- **DIRECTIONS FOR THIS TASK**:
Reproduce the records exactly.

- **GIVEN RECORDS**:

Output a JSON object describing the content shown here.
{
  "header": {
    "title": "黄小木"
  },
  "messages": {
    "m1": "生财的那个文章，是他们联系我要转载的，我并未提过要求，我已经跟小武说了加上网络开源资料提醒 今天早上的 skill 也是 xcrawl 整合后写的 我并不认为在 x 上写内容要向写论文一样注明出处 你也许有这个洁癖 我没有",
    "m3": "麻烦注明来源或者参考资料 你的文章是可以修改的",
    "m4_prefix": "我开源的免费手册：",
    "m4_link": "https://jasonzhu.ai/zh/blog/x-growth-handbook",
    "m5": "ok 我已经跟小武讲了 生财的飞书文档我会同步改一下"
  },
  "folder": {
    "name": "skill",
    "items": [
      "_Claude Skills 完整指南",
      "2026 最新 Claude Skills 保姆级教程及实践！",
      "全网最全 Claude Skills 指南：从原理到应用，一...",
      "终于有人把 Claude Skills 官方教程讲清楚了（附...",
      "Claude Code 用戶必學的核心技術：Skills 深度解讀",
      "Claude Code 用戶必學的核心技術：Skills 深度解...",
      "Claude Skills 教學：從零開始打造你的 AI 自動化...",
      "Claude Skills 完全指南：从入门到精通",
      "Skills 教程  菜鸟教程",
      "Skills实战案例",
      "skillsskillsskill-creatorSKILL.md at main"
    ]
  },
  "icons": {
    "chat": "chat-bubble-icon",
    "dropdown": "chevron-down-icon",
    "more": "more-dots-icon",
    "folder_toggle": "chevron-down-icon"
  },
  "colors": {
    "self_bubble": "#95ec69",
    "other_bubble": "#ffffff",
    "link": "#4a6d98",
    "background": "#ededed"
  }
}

- **EXERCISE OUTPUT**:
Output a JSON object describing the content shown here.
{
  "header": {
    "title": "黄小木"
  },
  "messages": {
    "m1": "生财的那个文章，是他们联系我要转载的，我并未提过要求，我已经跟小武说了加上网络开源资料提醒 今天早上的 skill 也是 xcrawl 整合后写的 我并不认为在 x 上写内容要向写论文一样注明出处 你也许有这个洁癖 我没有",
    "m3": "麻烦注明来源或者参考资料 你的文章是可以修改的",
    "m4_prefix": "我开源的免费手册：",
    "m4_link": "https://jasonzhu.ai/zh/blog/x-growth-handbook",
    "m5": "ok 我已经跟小武讲了 生财的飞书文档我会同步改一下"
  },
  "folder": {
    "name": "skill",
    "items": [
      "_Claude Skills 完整指南",
      "2026 最新 Claude Skills 保姆级教程及实践！",
      "全网最全 Claude Skills 指南：从原理到应用，一...",
      "终于有人把 Claude Skills 官方教程讲清楚了（附...",
      "Claude Code 用戶必學的核心技術：Skills 深度解讀",
      "Claude Code 用戶必學的核心技術：Skills 深度解...",
      "Claude Skills 教學：從零開始打造你的 AI 自動化...",
      "Claude Skills 完全指南：从入门到精通",
      "Skills 教程  菜鸟教程",
      "Skills实战案例",
      "skillsskillsskill-creatorSKILL.md at main"
    ]
  },
  "icons": {
    "chat": "chat-bubble-icon",
    "dropdown": "chevron-down-icon",
    "more": "more-dots-icon",
    "folder_toggle": "chevron-down-icon"
  },
  "colors": {
    "self_bubble": "#95ec69",
    "other_bubble": "#ffffff",
    "link": "#4a6d98",
    "background": "#ededed"
  }
}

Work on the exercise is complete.